What the task asks
Produce an exact copy of all the data below, dropping every image.
/---
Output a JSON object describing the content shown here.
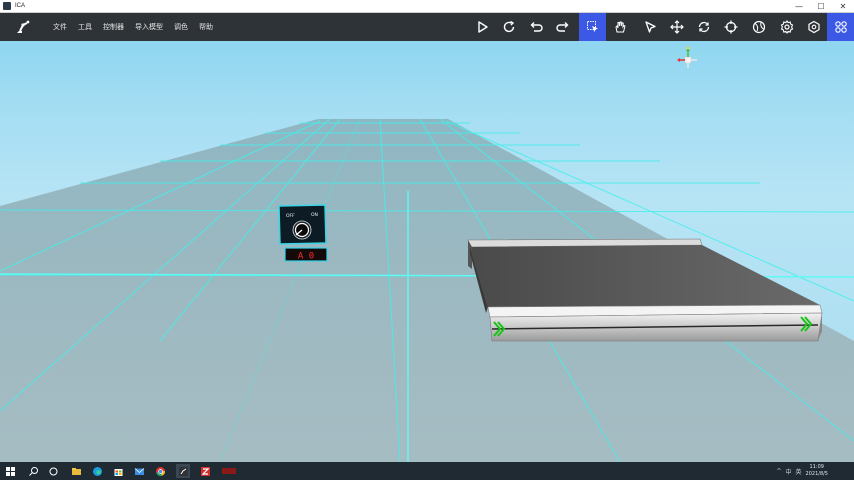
{
  "window": {
    "title": "ICA",
    "controls": [
      "—",
      "☐",
      "✕"
    ]
  },
  "menu": [
    "文件",
    "工具",
    "控制器",
    "导入模型",
    "调色",
    "帮助"
  ],
  "toolbar": {
    "icons": [
      "play-icon",
      "refresh-icon",
      "undo-icon",
      "redo-icon",
      "select-box-icon",
      "hand-icon",
      "pointer-icon",
      "move-icon",
      "rotate-icon",
      "target-icon",
      "globe-icon",
      "gear-icon",
      "hexagon-icon",
      "grid-apps-icon"
    ],
    "active": [
      "select-box-icon",
      "grid-apps-icon"
    ]
  },
  "scene": {
    "panel": {
      "left_label": "OFF",
      "right_label": "ON",
      "display": "A 0"
    },
    "colors": {
      "grid": "#42f0ea",
      "sky": "#8fd6f0",
      "ground": "#9fb4bc",
      "display": "#ff2a2a"
    }
  },
  "taskbar": {
    "apps": [
      "start-icon",
      "search-icon",
      "task-view-icon",
      "edge-icon",
      "store-icon",
      "mail-icon",
      "photos-icon",
      "chrome-icon",
      "explorer-icon",
      "ica-app-icon",
      "filezilla-icon"
    ],
    "tray": [
      "^",
      "中",
      "英"
    ],
    "time": "11:09",
    "date": "2021/8/5"
  }
}
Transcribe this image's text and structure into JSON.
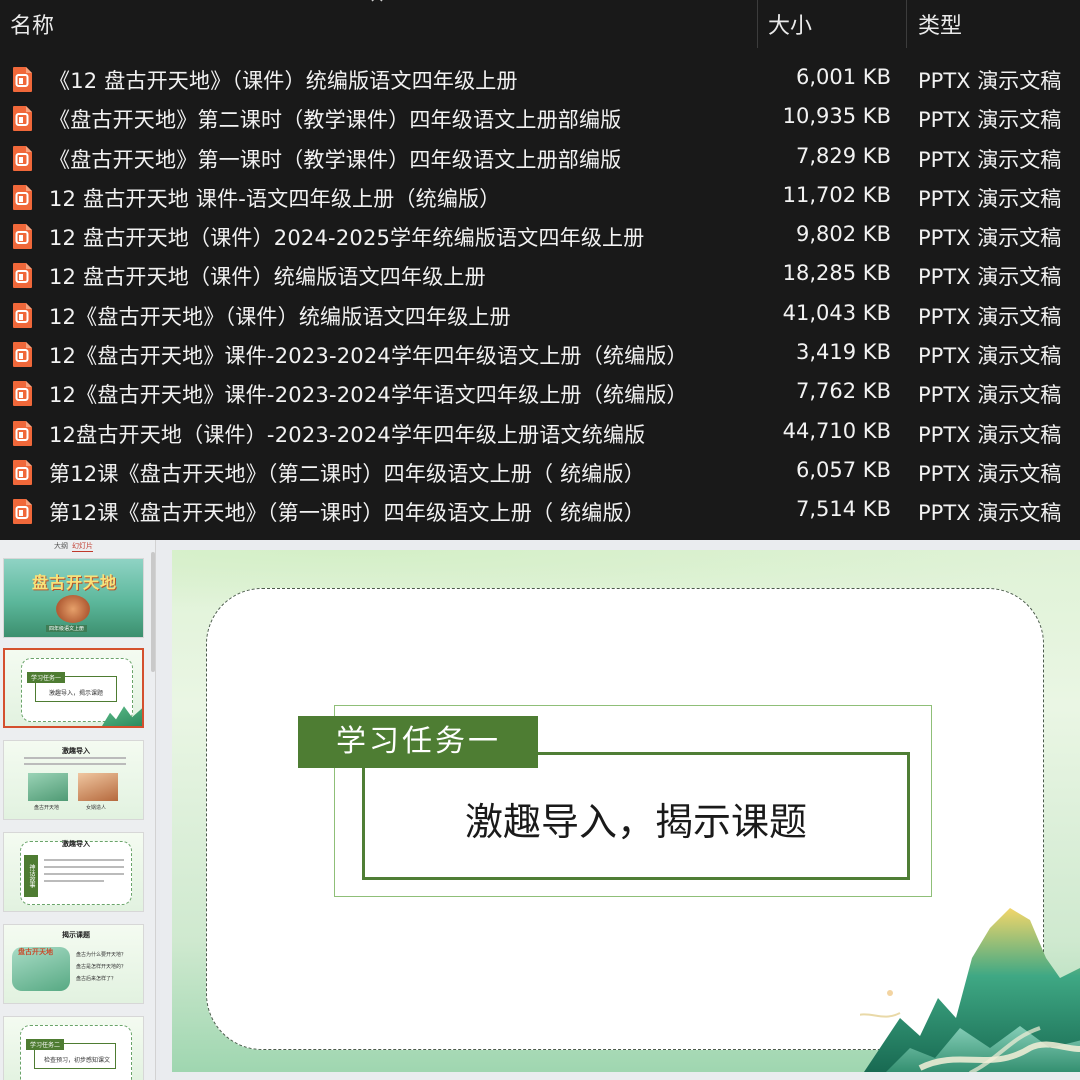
{
  "explorer": {
    "columns": {
      "name": "名称",
      "size": "大小",
      "type": "类型"
    },
    "files": [
      {
        "name": "《12 盘古开天地》（课件）统编版语文四年级上册",
        "size": "6,001 KB",
        "type": "PPTX 演示文稿"
      },
      {
        "name": "《盘古开天地》第二课时（教学课件）四年级语文上册部编版",
        "size": "10,935 KB",
        "type": "PPTX 演示文稿"
      },
      {
        "name": "《盘古开天地》第一课时（教学课件）四年级语文上册部编版",
        "size": "7,829 KB",
        "type": "PPTX 演示文稿"
      },
      {
        "name": "12 盘古开天地 课件-语文四年级上册（统编版）",
        "size": "11,702 KB",
        "type": "PPTX 演示文稿"
      },
      {
        "name": "12 盘古开天地（课件）2024-2025学年统编版语文四年级上册",
        "size": "9,802 KB",
        "type": "PPTX 演示文稿"
      },
      {
        "name": "12 盘古开天地（课件）统编版语文四年级上册",
        "size": "18,285 KB",
        "type": "PPTX 演示文稿"
      },
      {
        "name": "12《盘古开天地》（课件）统编版语文四年级上册",
        "size": "41,043 KB",
        "type": "PPTX 演示文稿"
      },
      {
        "name": "12《盘古开天地》课件-2023-2024学年四年级语文上册（统编版）",
        "size": "3,419 KB",
        "type": "PPTX 演示文稿"
      },
      {
        "name": "12《盘古开天地》课件-2023-2024学年语文四年级上册（统编版）",
        "size": "7,762 KB",
        "type": "PPTX 演示文稿"
      },
      {
        "name": "12盘古开天地（课件）-2023-2024学年四年级上册语文统编版",
        "size": "44,710 KB",
        "type": "PPTX 演示文稿"
      },
      {
        "name": "第12课《盘古开天地》（第二课时）四年级语文上册（ 统编版）",
        "size": "6,057 KB",
        "type": "PPTX 演示文稿"
      },
      {
        "name": "第12课《盘古开天地》（第一课时）四年级语文上册（ 统编版）",
        "size": "7,514 KB",
        "type": "PPTX 演示文稿"
      }
    ]
  },
  "editor": {
    "tabs": {
      "outline": "大纲",
      "slides": "幻灯片"
    },
    "thumbnails": {
      "t1": {
        "title": "盘古开天地",
        "sub": "四年级语文上册"
      },
      "t2": {
        "label": "学习任务一",
        "text": "激趣导入，揭示课题"
      },
      "t3": {
        "title": "激趣导入",
        "caption_left": "盘古开天地",
        "caption_right": "女娲造人"
      },
      "t4": {
        "title": "激趣导入",
        "side": "神话故事"
      },
      "t5": {
        "title": "揭示课题",
        "side": "盘古开天地",
        "bullets": [
          "盘古为什么要开天地？",
          "盘古是怎样开天地的？",
          "盘古后来怎样了？"
        ]
      },
      "t6": {
        "label": "学习任务二",
        "text": "检查预习，初步感知课文"
      }
    },
    "slide": {
      "task_label": "学习任务一",
      "subtitle": "激趣导入，揭示课题"
    }
  },
  "colors": {
    "accent_green": "#4e7d33",
    "file_icon": "#f0683a",
    "selection": "#d4502e"
  }
}
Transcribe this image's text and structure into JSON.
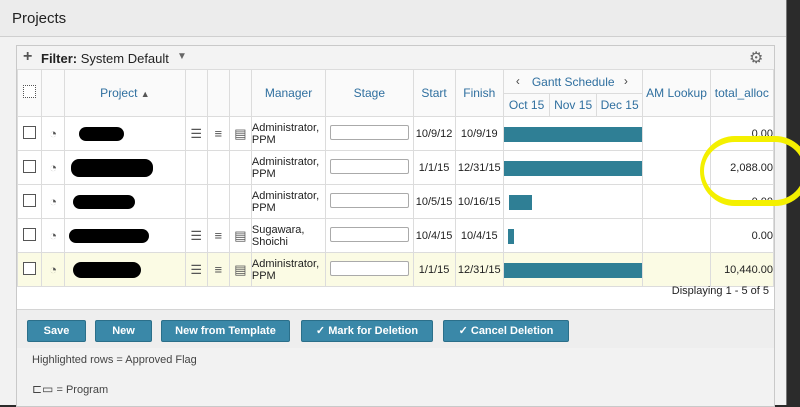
{
  "window": {
    "title": "Projects"
  },
  "filter": {
    "label": "Filter:",
    "value": "System Default"
  },
  "columns": {
    "project": "Project",
    "manager": "Manager",
    "stage": "Stage",
    "start": "Start",
    "finish": "Finish",
    "gantt": "Gantt Schedule",
    "months": [
      "Oct 15",
      "Nov 15",
      "Dec 15"
    ],
    "am_lookup": "AM Lookup",
    "total_alloc": "total_alloc"
  },
  "rows": [
    {
      "manager_l1": "Administrator,",
      "manager_l2": "PPM",
      "start": "10/9/12",
      "finish": "10/9/19",
      "total": "0.00",
      "highlighted": false
    },
    {
      "manager_l1": "Administrator,",
      "manager_l2": "PPM",
      "start": "1/1/15",
      "finish": "12/31/15",
      "total": "2,088.00",
      "highlighted": false
    },
    {
      "manager_l1": "Administrator,",
      "manager_l2": "PPM",
      "start": "10/5/15",
      "finish": "10/16/15",
      "total": "0.00",
      "highlighted": false
    },
    {
      "manager_l1": "Sugawara,",
      "manager_l2": "Shoichi",
      "start": "10/4/15",
      "finish": "10/4/15",
      "total": "0.00",
      "highlighted": false
    },
    {
      "manager_l1": "Administrator,",
      "manager_l2": "PPM",
      "start": "1/1/15",
      "finish": "12/31/15",
      "total": "10,440.00",
      "highlighted": true
    }
  ],
  "display_text": "Displaying 1 - 5 of 5",
  "buttons": {
    "save": "Save",
    "new": "New",
    "new_from_template": "New from Template",
    "mark_for_deletion": "Mark for Deletion",
    "cancel_deletion": "Cancel Deletion"
  },
  "notes": {
    "highlighted": "Highlighted rows = Approved Flag",
    "program": "= Program"
  },
  "colors": {
    "bar": "#2f7f95",
    "button": "#3a88a8",
    "highlight_row": "#fbfbe4",
    "annotation": "#f4f000"
  }
}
\---
Task solution
Output a JSON object describing the content shown here.
{
  "window": {
    "title": "ICA",
    "controls": [
      "—",
      "☐",
      "✕"
    ]
  },
  "menu": [
    "文件",
    "工具",
    "控制器",
    "导入模型",
    "调色",
    "帮助"
  ],
  "toolbar": {
    "icons": [
      "play-icon",
      "refresh-icon",
      "undo-icon",
      "redo-icon",
      "select-box-icon",
      "hand-icon",
      "pointer-icon",
      "move-icon",
      "rotate-icon",
      "target-icon",
      "globe-icon",
      "gear-icon",
      "hexagon-icon",
      "grid-apps-icon"
    ],
    "active": [
      "select-box-icon",
      "grid-apps-icon"
    ]
  },
  "scene": {
    "panel": {
      "left_label": "OFF",
      "right_label": "ON",
      "display": "A 0"
    },
    "colors": {
      "grid": "#42f0ea",
      "sky": "#8fd6f0",
      "ground": "#9fb4bc",
      "display": "#ff2a2a"
    }
  },
  "taskbar": {
    "apps": [
      "start-icon",
      "search-icon",
      "task-view-icon",
      "edge-icon",
      "store-icon",
      "mail-icon",
      "photos-icon",
      "chrome-icon",
      "explorer-icon",
      "ica-app-icon",
      "filezilla-icon"
    ],
    "tray": [
      "^",
      "中",
      "英"
    ],
    "time": "11:09",
    "date": "2021/8/5"
  }
}
Transcribe this image's text and structure into JSON.
{
  "explorer": {
    "columns": {
      "name": "名称",
      "size": "大小",
      "type": "类型"
    },
    "files": [
      {
        "name": "《12 盘古开天地》（课件）统编版语文四年级上册",
        "size": "6,001 KB",
        "type": "PPTX 演示文稿"
      },
      {
        "name": "《盘古开天地》第二课时（教学课件）四年级语文上册部编版",
        "size": "10,935 KB",
        "type": "PPTX 演示文稿"
      },
      {
        "name": "《盘古开天地》第一课时（教学课件）四年级语文上册部编版",
        "size": "7,829 KB",
        "type": "PPTX 演示文稿"
      },
      {
        "name": "12 盘古开天地 课件-语文四年级上册（统编版）",
        "size": "11,702 KB",
        "type": "PPTX 演示文稿"
      },
      {
        "name": "12 盘古开天地（课件）2024-2025学年统编版语文四年级上册",
        "size": "9,802 KB",
        "type": "PPTX 演示文稿"
      },
      {
        "name": "12 盘古开天地（课件）统编版语文四年级上册",
        "size": "18,285 KB",
        "type": "PPTX 演示文稿"
      },
      {
        "name": "12《盘古开天地》（课件）统编版语文四年级上册",
        "size": "41,043 KB",
        "type": "PPTX 演示文稿"
      },
      {
        "name": "12《盘古开天地》课件-2023-2024学年四年级语文上册（统编版）",
        "size": "3,419 KB",
        "type": "PPTX 演示文稿"
      },
      {
        "name": "12《盘古开天地》课件-2023-2024学年语文四年级上册（统编版）",
        "size": "7,762 KB",
        "type": "PPTX 演示文稿"
      },
      {
        "name": "12盘古开天地（课件）-2023-2024学年四年级上册语文统编版",
        "size": "44,710 KB",
        "type": "PPTX 演示文稿"
      },
      {
        "name": "第12课《盘古开天地》（第二课时）四年级语文上册（ 统编版）",
        "size": "6,057 KB",
        "type": "PPTX 演示文稿"
      },
      {
        "name": "第12课《盘古开天地》（第一课时）四年级语文上册（ 统编版）",
        "size": "7,514 KB",
        "type": "PPTX 演示文稿"
      }
    ]
  },
  "editor": {
    "tabs": {
      "outline": "大纲",
      "slides": "幻灯片"
    },
    "thumbnails": {
      "t1": {
        "title": "盘古开天地",
        "sub": "四年级语文上册"
      },
      "t2": {
        "label": "学习任务一",
        "text": "激趣导入，揭示课题"
      },
      "t3": {
        "title": "激趣导入",
        "caption_left": "盘古开天地",
        "caption_right": "女娲造人"
      },
      "t4": {
        "title": "激趣导入",
        "side": "神话故事"
      },
      "t5": {
        "title": "揭示课题",
        "side": "盘古开天地",
        "bullets": [
          "盘古为什么要开天地？",
          "盘古是怎样开天地的？",
          "盘古后来怎样了？"
        ]
      },
      "t6": {
        "label": "学习任务二",
        "text": "检查预习，初步感知课文"
      }
    },
    "slide": {
      "task_label": "学习任务一",
      "subtitle": "激趣导入，揭示课题"
    }
  },
  "colors": {
    "accent_green": "#4e7d33",
    "file_icon": "#f0683a",
    "selection": "#d4502e"
  }
}
Transcribe this image's text and structure into JSON.
{
  "window": {
    "title": "Projects"
  },
  "filter": {
    "label": "Filter:",
    "value": "System Default"
  },
  "columns": {
    "project": "Project",
    "manager": "Manager",
    "stage": "Stage",
    "start": "Start",
    "finish": "Finish",
    "gantt": "Gantt Schedule",
    "months": [
      "Oct 15",
      "Nov 15",
      "Dec 15"
    ],
    "am_lookup": "AM Lookup",
    "total_alloc": "total_alloc"
  },
  "rows": [
    {
      "manager_l1": "Administrator,",
      "manager_l2": "PPM",
      "start": "10/9/12",
      "finish": "10/9/19",
      "total": "0.00",
      "highlighted": false
    },
    {
      "manager_l1": "Administrator,",
      "manager_l2": "PPM",
      "start": "1/1/15",
      "finish": "12/31/15",
      "total": "2,088.00",
      "highlighted": false
    },
    {
      "manager_l1": "Administrator,",
      "manager_l2": "PPM",
      "start": "10/5/15",
      "finish": "10/16/15",
      "total": "0.00",
      "highlighted": false
    },
    {
      "manager_l1": "Sugawara,",
      "manager_l2": "Shoichi",
      "start": "10/4/15",
      "finish": "10/4/15",
      "total": "0.00",
      "highlighted": false
    },
    {
      "manager_l1": "Administrator,",
      "manager_l2": "PPM",
      "start": "1/1/15",
      "finish": "12/31/15",
      "total": "10,440.00",
      "highlighted": true
    }
  ],
  "display_text": "Displaying 1 - 5 of 5",
  "buttons": {
    "save": "Save",
    "new": "New",
    "new_from_template": "New from Template",
    "mark_for_deletion": "Mark for Deletion",
    "cancel_deletion": "Cancel Deletion"
  },
  "notes": {
    "highlighted": "Highlighted rows = Approved Flag",
    "program": "= Program"
  },
  "colors": {
    "bar": "#2f7f95",
    "button": "#3a88a8",
    "highlight_row": "#fbfbe4",
    "annotation": "#f4f000"
  }
}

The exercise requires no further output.